Exact reproduction of all the data is needed.

### Given data
○ ○ ○ ○ ○ ○ ○

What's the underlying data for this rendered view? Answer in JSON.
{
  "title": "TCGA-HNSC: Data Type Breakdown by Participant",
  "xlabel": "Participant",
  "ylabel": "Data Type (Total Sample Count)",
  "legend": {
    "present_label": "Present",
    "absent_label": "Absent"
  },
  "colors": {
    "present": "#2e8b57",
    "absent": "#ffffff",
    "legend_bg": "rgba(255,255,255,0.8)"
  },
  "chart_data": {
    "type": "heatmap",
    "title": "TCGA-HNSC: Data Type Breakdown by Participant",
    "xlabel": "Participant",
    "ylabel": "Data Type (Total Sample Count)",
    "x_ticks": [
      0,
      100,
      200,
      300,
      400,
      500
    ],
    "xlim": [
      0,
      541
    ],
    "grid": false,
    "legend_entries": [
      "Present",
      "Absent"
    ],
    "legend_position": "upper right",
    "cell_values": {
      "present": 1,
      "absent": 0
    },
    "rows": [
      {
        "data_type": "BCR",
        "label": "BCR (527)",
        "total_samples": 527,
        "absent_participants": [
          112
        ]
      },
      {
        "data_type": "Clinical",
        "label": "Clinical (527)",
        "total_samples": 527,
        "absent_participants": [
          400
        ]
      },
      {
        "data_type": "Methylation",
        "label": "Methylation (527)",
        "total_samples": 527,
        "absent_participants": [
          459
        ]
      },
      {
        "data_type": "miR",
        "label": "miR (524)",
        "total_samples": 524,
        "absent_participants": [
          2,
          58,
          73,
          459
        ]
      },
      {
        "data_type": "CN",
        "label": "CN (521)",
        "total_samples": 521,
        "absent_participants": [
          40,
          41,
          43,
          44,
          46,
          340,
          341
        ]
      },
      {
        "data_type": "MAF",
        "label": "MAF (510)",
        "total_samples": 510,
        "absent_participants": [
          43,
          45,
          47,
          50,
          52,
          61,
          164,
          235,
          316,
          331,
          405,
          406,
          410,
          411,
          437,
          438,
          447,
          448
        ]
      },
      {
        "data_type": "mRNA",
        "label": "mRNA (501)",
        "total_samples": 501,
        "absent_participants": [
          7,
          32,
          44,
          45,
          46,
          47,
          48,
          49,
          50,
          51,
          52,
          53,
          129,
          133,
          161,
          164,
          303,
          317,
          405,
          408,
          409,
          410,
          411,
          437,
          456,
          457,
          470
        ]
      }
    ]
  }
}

○ ○ ○ ○ ○ ○ ○

### Result
What's the underlying data for this rendered view? Answer in JSON.
{
  "title": "TCGA-HNSC: Data Type Breakdown by Participant",
  "xlabel": "Participant",
  "ylabel": "Data Type (Total Sample Count)",
  "legend": {
    "present_label": "Present",
    "absent_label": "Absent"
  },
  "colors": {
    "present": "#2e8b57",
    "absent": "#ffffff",
    "legend_bg": "rgba(255,255,255,0.8)"
  },
  "chart_data": {
    "type": "heatmap",
    "title": "TCGA-HNSC: Data Type Breakdown by Participant",
    "xlabel": "Participant",
    "ylabel": "Data Type (Total Sample Count)",
    "x_ticks": [
      0,
      100,
      200,
      300,
      400,
      500
    ],
    "xlim": [
      0,
      541
    ],
    "grid": false,
    "legend_entries": [
      "Present",
      "Absent"
    ],
    "legend_position": "upper right",
    "cell_values": {
      "present": 1,
      "absent": 0
    },
    "rows": [
      {
        "data_type": "BCR",
        "label": "BCR (527)",
        "total_samples": 527,
        "absent_participants": [
          112
        ]
      },
      {
        "data_type": "Clinical",
        "label": "Clinical (527)",
        "total_samples": 527,
        "absent_participants": [
          400
        ]
      },
      {
        "data_type": "Methylation",
        "label": "Methylation (527)",
        "total_samples": 527,
        "absent_participants": [
          459
        ]
      },
      {
        "data_type": "miR",
        "label": "miR (524)",
        "total_samples": 524,
        "absent_participants": [
          2,
          58,
          73,
          459
        ]
      },
      {
        "data_type": "CN",
        "label": "CN (521)",
        "total_samples": 521,
        "absent_participants": [
          40,
          41,
          43,
          44,
          46,
          340,
          341
        ]
      },
      {
        "data_type": "MAF",
        "label": "MAF (510)",
        "total_samples": 510,
        "absent_participants": [
          43,
          45,
          47,
          50,
          52,
          61,
          164,
          235,
          316,
          331,
          405,
          406,
          410,
          411,
          437,
          438,
          447,
          448
        ]
      },
      {
        "data_type": "mRNA",
        "label": "mRNA (501)",
        "total_samples": 501,
        "absent_participants": [
          7,
          32,
          44,
          45,
          46,
          47,
          48,
          49,
          50,
          51,
          52,
          53,
          129,
          133,
          161,
          164,
          303,
          317,
          405,
          408,
          409,
          410,
          411,
          437,
          456,
          457,
          470
        ]
      }
    ]
  }
}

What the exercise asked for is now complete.